Work to be completed :: Extract every line that contains the string "name".

Dataset entries ::
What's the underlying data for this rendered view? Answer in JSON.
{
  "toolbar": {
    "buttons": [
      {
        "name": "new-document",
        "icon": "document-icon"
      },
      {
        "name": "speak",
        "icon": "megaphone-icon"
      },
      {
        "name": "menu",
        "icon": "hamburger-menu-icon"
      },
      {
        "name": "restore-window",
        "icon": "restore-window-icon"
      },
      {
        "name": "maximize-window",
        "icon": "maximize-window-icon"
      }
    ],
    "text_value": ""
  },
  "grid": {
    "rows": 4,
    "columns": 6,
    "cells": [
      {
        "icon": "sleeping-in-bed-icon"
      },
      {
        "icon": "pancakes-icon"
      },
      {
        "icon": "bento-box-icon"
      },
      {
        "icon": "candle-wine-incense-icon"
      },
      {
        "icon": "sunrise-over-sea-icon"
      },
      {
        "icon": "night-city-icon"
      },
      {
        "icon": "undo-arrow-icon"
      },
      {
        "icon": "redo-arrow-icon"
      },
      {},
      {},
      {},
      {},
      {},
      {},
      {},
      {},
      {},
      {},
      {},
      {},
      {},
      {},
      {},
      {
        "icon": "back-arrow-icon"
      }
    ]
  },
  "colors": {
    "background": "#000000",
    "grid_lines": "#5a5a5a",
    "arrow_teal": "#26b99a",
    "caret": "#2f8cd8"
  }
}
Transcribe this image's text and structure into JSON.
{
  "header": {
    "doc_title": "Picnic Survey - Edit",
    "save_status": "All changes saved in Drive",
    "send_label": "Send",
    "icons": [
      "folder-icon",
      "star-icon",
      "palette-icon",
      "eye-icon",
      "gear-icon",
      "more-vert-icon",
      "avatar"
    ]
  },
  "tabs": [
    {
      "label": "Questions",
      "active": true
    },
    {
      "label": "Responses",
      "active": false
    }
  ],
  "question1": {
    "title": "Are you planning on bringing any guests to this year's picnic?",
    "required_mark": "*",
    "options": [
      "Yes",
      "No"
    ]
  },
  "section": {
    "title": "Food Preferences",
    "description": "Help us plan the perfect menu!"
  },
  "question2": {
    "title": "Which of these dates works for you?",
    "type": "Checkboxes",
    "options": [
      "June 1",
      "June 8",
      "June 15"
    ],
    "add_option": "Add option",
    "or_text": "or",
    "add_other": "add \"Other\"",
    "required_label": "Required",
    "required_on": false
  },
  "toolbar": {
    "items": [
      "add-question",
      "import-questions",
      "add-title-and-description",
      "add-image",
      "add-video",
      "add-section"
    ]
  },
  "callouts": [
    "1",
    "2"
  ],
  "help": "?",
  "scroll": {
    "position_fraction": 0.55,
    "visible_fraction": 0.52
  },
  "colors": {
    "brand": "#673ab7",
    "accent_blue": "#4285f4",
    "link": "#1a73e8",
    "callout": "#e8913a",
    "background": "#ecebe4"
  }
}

Written answer ::
        "name": "new-document",
        "name": "speak",
        "name": "menu",
        "name": "restore-window",
        "name": "maximize-window",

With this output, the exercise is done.